Reproduce the rows from the first one through the line containing "svg-text:12.8945: 12.8945 <box>888", switching "frequency" to "bandwidth" and keeping everything else as it is.

Start of Provided data

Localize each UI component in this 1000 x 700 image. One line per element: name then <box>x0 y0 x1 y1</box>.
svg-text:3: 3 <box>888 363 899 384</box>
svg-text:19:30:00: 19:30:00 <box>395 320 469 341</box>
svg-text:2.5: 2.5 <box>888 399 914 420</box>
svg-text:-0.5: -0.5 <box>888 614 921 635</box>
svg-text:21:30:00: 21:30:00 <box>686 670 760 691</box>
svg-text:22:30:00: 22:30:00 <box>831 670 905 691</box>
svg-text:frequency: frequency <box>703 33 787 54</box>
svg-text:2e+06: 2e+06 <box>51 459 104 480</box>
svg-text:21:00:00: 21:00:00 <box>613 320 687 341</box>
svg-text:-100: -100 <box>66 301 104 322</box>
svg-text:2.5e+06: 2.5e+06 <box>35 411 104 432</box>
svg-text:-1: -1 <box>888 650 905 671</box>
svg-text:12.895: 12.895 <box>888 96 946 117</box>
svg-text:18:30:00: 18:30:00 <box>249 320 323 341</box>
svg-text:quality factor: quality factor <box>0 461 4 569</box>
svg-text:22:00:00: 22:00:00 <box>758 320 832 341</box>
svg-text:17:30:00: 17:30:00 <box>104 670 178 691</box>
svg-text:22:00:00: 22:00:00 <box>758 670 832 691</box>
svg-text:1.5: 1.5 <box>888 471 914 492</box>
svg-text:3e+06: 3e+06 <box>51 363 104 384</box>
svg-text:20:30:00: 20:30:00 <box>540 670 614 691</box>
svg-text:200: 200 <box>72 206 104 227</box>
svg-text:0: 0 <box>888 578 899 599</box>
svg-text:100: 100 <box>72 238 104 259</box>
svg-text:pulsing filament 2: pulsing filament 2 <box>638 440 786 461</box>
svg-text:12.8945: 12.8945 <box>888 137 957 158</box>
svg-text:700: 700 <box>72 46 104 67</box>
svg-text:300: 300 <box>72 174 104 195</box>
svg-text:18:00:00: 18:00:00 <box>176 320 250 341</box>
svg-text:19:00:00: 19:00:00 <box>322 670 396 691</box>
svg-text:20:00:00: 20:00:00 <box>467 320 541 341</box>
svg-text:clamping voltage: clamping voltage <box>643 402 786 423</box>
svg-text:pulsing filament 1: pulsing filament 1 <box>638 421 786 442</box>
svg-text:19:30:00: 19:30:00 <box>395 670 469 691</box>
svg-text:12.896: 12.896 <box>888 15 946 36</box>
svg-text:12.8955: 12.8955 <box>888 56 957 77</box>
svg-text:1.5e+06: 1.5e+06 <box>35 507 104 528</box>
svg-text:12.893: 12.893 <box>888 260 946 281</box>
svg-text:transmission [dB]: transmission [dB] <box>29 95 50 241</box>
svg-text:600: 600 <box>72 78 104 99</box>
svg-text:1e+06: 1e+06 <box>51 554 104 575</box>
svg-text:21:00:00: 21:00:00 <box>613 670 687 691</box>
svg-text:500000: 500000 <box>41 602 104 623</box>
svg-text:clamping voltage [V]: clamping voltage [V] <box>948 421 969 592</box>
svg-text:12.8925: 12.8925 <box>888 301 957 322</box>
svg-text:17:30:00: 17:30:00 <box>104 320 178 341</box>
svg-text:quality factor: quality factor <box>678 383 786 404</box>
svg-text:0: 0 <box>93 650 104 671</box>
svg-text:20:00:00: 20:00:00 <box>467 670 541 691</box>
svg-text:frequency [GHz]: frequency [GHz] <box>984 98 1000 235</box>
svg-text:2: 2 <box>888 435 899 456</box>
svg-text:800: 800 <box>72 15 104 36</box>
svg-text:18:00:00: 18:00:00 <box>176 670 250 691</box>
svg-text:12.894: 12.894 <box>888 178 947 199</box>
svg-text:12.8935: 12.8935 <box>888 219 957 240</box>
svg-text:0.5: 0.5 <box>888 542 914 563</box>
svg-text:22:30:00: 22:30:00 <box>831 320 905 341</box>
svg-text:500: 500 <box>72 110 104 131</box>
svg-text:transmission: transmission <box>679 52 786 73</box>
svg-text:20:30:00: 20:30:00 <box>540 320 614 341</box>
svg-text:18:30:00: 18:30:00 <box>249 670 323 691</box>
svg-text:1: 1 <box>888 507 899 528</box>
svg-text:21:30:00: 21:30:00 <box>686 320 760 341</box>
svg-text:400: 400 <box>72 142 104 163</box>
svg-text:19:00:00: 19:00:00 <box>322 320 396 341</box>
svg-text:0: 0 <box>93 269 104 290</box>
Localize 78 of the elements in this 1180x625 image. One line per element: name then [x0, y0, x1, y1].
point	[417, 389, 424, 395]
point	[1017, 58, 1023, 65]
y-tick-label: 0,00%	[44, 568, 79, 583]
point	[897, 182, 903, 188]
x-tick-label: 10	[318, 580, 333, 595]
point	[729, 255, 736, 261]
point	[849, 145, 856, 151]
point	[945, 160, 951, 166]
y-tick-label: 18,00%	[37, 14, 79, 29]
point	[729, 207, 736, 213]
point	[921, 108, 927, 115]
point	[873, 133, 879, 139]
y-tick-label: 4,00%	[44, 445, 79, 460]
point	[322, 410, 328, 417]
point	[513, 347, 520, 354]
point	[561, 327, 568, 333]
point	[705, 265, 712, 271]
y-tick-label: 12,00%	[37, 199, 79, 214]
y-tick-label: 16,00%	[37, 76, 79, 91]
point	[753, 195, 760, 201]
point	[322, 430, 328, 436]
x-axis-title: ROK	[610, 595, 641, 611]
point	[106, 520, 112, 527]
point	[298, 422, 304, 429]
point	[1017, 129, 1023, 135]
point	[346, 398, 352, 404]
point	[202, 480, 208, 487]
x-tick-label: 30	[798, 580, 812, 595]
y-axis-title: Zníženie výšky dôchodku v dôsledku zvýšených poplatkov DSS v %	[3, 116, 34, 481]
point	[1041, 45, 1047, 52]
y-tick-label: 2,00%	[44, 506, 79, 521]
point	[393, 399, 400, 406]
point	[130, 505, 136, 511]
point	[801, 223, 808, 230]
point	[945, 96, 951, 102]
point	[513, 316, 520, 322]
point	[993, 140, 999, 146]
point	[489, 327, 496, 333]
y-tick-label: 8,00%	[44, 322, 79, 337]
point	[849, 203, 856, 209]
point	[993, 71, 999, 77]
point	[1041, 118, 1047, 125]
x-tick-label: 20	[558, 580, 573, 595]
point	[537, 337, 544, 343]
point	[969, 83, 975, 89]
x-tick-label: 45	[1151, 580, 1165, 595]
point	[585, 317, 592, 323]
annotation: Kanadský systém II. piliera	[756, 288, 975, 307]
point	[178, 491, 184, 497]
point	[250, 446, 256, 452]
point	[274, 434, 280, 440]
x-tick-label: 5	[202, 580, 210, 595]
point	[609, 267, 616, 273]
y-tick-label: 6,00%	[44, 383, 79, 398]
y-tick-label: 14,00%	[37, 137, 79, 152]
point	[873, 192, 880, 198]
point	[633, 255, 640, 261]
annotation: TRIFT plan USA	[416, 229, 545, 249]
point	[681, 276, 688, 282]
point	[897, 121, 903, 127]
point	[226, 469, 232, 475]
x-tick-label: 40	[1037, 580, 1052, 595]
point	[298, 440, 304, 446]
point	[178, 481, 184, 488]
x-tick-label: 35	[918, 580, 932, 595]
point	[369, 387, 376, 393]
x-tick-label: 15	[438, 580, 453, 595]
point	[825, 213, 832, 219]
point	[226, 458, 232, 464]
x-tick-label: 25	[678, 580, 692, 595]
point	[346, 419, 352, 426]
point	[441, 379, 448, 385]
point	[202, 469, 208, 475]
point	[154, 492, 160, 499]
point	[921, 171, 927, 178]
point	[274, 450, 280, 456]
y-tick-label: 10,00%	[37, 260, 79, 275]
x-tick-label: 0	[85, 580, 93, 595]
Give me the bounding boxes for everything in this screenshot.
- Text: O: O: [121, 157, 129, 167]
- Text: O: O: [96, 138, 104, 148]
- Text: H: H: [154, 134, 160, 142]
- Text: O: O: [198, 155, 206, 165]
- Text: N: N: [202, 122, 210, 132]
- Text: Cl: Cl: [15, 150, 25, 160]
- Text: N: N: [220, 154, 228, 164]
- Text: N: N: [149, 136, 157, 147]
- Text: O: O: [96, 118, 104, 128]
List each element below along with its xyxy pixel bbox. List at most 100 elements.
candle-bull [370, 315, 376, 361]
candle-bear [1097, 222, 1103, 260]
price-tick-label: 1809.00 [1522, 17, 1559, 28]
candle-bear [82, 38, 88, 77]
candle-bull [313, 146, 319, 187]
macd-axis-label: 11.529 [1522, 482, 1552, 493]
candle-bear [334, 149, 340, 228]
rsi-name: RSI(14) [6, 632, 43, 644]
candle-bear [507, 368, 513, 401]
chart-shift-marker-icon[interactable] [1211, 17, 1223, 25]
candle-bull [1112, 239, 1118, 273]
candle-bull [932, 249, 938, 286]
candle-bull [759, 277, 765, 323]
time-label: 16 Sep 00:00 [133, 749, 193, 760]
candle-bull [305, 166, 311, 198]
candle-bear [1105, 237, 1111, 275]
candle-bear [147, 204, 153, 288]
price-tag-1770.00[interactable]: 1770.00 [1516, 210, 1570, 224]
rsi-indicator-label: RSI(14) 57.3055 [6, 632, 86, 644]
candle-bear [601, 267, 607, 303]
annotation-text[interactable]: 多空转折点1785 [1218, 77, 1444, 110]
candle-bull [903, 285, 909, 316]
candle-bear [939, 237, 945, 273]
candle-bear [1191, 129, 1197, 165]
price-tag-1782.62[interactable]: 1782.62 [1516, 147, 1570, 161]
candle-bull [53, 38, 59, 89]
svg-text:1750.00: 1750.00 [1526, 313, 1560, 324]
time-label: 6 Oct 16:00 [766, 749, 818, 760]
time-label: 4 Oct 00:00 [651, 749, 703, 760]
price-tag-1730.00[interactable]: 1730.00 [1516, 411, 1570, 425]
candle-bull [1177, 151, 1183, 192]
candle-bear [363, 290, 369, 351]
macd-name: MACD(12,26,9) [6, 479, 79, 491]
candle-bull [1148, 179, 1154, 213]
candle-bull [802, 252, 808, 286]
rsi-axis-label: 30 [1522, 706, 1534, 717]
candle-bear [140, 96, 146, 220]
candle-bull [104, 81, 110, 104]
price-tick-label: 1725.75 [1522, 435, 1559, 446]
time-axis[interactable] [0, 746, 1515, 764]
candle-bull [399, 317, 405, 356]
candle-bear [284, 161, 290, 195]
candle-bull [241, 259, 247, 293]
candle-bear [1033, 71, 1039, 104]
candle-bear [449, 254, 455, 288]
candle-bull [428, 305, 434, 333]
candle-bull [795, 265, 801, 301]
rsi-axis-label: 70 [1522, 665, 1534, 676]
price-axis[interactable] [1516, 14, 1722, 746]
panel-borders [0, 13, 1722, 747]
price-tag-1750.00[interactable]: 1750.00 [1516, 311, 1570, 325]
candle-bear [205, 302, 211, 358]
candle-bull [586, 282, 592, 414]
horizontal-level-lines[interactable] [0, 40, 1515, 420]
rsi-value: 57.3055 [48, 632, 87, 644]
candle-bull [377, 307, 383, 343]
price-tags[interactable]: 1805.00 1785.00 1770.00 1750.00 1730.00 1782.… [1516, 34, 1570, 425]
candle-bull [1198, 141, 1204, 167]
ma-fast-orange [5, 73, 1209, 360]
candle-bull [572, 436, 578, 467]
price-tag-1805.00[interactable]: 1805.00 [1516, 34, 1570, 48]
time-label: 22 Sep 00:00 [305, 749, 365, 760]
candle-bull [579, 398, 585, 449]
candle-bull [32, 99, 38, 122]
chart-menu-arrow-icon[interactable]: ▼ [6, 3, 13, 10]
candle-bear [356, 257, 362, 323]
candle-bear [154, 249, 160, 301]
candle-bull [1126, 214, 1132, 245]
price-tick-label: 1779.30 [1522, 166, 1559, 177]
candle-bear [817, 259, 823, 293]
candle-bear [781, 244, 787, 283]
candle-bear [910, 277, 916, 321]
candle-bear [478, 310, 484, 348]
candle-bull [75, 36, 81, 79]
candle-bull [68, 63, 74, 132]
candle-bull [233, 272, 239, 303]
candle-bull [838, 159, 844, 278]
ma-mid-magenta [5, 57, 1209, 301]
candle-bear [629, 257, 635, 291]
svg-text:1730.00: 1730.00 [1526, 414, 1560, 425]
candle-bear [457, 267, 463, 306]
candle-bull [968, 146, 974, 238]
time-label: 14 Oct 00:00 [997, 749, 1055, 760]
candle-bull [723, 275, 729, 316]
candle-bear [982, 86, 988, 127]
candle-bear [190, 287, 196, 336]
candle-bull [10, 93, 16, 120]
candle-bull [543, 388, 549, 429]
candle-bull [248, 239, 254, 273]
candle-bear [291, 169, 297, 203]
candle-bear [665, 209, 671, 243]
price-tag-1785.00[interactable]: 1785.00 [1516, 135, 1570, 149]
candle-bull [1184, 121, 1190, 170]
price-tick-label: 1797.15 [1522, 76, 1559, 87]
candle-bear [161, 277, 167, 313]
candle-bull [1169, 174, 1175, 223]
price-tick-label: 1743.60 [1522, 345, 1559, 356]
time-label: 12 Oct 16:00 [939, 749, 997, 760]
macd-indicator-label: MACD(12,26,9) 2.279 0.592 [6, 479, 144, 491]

End of Provided data

## Solution for this problem
Localize each UI component in this 1000 x 700 image. One line per element: name then <box>x0 y0 x1 y1</box>.
svg-text:3: 3 <box>888 363 899 384</box>
svg-text:19:30:00: 19:30:00 <box>395 320 469 341</box>
svg-text:2.5: 2.5 <box>888 399 914 420</box>
svg-text:-0.5: -0.5 <box>888 614 921 635</box>
svg-text:21:30:00: 21:30:00 <box>686 670 760 691</box>
svg-text:22:30:00: 22:30:00 <box>831 670 905 691</box>
svg-text:bandwidth: bandwidth <box>703 33 787 54</box>
svg-text:2e+06: 2e+06 <box>51 459 104 480</box>
svg-text:21:00:00: 21:00:00 <box>613 320 687 341</box>
svg-text:-100: -100 <box>66 301 104 322</box>
svg-text:2.5e+06: 2.5e+06 <box>35 411 104 432</box>
svg-text:-1: -1 <box>888 650 905 671</box>
svg-text:12.895: 12.895 <box>888 96 946 117</box>
svg-text:18:30:00: 18:30:00 <box>249 320 323 341</box>
svg-text:quality factor: quality factor <box>0 461 4 569</box>
svg-text:22:00:00: 22:00:00 <box>758 320 832 341</box>
svg-text:17:30:00: 17:30:00 <box>104 670 178 691</box>
svg-text:22:00:00: 22:00:00 <box>758 670 832 691</box>
svg-text:1.5: 1.5 <box>888 471 914 492</box>
svg-text:3e+06: 3e+06 <box>51 363 104 384</box>
svg-text:20:30:00: 20:30:00 <box>540 670 614 691</box>
svg-text:200: 200 <box>72 206 104 227</box>
svg-text:0: 0 <box>888 578 899 599</box>
svg-text:100: 100 <box>72 238 104 259</box>
svg-text:pulsing filament 2: pulsing filament 2 <box>638 440 786 461</box>
svg-text:12.8945: 12.8945 <box>888 137 957 158</box>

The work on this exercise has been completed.